◆ Prompt
Search the records for the word "allows" and pick out every line that has it.

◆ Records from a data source
▬▬▬▬▬▬

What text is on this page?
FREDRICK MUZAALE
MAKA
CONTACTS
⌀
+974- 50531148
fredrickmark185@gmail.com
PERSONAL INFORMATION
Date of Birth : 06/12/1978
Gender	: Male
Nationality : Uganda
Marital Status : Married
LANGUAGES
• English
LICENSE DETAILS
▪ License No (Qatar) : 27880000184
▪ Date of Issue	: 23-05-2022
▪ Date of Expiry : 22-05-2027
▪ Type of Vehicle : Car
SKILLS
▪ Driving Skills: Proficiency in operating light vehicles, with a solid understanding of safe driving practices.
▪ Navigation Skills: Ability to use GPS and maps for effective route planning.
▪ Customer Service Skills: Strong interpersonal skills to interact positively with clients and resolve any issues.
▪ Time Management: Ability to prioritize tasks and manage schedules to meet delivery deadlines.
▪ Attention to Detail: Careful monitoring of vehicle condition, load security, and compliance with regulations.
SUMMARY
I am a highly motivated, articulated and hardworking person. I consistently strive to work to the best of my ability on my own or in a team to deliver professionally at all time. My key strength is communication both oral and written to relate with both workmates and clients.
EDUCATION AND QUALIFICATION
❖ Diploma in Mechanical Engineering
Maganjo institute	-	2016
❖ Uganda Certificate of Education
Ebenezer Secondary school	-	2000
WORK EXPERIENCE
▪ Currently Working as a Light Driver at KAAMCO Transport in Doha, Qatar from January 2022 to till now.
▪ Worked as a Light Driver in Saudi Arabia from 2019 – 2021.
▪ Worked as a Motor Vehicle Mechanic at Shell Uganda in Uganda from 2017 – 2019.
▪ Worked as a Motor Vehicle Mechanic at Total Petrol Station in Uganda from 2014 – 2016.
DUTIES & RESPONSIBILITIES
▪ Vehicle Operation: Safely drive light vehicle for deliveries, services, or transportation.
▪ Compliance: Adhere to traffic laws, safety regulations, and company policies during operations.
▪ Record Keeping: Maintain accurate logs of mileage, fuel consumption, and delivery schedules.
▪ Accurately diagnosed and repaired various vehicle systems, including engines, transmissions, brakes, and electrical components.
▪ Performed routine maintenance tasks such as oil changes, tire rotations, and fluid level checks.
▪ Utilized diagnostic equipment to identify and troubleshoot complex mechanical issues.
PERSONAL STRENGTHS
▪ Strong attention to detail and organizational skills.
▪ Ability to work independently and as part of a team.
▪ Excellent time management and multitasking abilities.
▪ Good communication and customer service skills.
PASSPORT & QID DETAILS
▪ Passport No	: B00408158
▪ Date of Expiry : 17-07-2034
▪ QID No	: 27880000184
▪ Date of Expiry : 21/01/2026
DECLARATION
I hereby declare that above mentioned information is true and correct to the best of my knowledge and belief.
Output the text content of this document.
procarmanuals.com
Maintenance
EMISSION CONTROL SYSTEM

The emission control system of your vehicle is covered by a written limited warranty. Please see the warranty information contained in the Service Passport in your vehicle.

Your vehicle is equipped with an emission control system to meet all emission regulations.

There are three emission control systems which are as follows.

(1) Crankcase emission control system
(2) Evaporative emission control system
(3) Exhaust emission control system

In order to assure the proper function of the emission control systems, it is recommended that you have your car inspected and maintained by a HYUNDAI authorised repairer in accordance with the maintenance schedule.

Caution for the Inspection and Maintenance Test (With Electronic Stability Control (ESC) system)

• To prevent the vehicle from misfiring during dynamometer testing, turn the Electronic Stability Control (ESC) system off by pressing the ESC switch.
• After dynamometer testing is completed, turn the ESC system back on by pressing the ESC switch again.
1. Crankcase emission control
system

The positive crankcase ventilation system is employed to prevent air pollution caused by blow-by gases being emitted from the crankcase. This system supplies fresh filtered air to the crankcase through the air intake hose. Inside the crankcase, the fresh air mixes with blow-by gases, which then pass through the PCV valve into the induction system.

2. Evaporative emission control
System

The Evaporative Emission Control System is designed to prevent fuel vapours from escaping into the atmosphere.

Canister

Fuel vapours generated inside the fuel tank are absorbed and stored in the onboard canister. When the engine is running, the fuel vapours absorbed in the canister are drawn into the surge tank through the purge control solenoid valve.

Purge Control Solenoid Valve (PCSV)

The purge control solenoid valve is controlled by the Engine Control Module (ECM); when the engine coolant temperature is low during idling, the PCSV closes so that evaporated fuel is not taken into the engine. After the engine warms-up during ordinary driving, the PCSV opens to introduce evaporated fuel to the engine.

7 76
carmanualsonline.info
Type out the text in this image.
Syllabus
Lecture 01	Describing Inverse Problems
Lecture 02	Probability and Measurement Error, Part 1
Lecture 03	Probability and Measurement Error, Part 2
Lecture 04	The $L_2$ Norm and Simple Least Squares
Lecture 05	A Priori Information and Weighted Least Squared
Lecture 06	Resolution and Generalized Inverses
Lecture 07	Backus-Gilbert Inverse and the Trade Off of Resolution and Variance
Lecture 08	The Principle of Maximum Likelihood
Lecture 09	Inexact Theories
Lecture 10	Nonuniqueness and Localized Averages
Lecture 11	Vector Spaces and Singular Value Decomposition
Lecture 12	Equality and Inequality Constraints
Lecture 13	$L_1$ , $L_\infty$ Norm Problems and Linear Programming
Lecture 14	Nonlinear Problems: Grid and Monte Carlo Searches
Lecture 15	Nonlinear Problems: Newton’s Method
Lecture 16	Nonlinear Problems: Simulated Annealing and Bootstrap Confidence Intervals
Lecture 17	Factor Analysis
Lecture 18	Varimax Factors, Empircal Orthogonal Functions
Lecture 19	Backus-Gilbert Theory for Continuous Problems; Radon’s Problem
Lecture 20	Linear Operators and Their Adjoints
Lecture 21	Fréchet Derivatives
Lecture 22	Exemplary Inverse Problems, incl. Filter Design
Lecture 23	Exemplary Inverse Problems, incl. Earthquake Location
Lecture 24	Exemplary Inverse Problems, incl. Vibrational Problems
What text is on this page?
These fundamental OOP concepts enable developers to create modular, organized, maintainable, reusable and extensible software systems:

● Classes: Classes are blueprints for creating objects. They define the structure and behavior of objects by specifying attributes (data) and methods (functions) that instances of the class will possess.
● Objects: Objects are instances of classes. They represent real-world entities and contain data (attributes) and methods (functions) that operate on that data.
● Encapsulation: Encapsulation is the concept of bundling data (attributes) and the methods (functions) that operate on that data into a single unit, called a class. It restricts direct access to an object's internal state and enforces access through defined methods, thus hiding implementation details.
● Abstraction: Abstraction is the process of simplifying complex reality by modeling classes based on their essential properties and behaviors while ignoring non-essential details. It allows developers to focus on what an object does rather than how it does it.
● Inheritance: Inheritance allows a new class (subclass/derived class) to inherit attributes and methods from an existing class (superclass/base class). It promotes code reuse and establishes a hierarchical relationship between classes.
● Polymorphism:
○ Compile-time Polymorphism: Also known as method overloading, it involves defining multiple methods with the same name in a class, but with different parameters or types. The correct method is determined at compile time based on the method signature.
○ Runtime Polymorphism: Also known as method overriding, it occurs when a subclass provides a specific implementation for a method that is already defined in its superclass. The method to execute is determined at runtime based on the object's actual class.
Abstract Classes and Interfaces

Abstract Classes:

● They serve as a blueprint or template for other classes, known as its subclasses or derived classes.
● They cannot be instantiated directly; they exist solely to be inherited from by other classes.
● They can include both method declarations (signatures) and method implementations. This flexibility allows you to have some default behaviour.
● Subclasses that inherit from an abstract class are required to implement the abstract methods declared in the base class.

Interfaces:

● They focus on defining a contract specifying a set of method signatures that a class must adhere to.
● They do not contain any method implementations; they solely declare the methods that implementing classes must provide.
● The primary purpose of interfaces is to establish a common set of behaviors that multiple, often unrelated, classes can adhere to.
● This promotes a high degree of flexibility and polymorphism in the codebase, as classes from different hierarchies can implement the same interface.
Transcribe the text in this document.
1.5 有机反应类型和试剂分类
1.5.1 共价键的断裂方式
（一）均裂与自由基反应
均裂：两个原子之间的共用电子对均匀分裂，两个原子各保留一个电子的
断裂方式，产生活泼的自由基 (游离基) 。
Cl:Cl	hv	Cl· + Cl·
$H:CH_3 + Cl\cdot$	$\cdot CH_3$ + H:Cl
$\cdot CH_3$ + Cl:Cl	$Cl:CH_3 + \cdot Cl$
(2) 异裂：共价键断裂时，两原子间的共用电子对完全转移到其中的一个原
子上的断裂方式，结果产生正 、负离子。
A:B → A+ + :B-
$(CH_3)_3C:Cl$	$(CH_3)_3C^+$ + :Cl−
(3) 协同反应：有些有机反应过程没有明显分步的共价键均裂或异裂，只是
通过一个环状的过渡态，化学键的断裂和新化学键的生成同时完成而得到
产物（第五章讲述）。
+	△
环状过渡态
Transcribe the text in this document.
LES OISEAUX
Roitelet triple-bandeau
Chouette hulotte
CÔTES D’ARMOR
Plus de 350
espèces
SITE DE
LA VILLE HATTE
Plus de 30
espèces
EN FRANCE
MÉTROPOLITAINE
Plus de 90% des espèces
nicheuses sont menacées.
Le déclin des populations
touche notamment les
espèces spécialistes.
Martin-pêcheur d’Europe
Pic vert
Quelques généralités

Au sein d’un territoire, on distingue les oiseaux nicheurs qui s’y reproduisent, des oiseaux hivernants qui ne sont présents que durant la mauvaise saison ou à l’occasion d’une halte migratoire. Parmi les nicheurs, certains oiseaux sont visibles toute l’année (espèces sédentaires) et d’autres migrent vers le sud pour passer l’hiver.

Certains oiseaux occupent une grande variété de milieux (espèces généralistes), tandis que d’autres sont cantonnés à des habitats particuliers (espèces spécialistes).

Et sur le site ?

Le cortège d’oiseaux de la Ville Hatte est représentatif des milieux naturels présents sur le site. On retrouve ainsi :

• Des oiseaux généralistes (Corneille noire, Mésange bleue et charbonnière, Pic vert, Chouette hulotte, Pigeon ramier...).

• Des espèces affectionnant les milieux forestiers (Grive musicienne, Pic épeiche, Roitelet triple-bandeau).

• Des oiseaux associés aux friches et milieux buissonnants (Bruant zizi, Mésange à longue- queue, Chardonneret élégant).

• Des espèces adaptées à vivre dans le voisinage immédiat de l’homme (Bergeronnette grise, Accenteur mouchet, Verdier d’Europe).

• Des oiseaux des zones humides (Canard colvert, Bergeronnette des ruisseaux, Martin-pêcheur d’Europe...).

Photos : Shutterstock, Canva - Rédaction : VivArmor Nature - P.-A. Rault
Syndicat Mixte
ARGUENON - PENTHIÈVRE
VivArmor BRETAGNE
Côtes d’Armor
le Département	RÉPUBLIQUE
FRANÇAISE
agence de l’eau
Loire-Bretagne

▬▬▬▬▬▬

◆ Task solution
● Abstraction: Abstraction is the process of simplifying complex reality by modeling classes based on their essential properties and behaviors while ignoring non-essential details. It allows developers to focus on what an object does rather than how it does it.
● Inheritance: Inheritance allows a new class (subclass/derived class) to inherit attributes and methods from an existing class (superclass/base class). It promotes code reuse and establishes a hierarchical relationship between classes.
● They can include both method declarations (signatures) and method implementations. This flexibility allows you to have some default behaviour.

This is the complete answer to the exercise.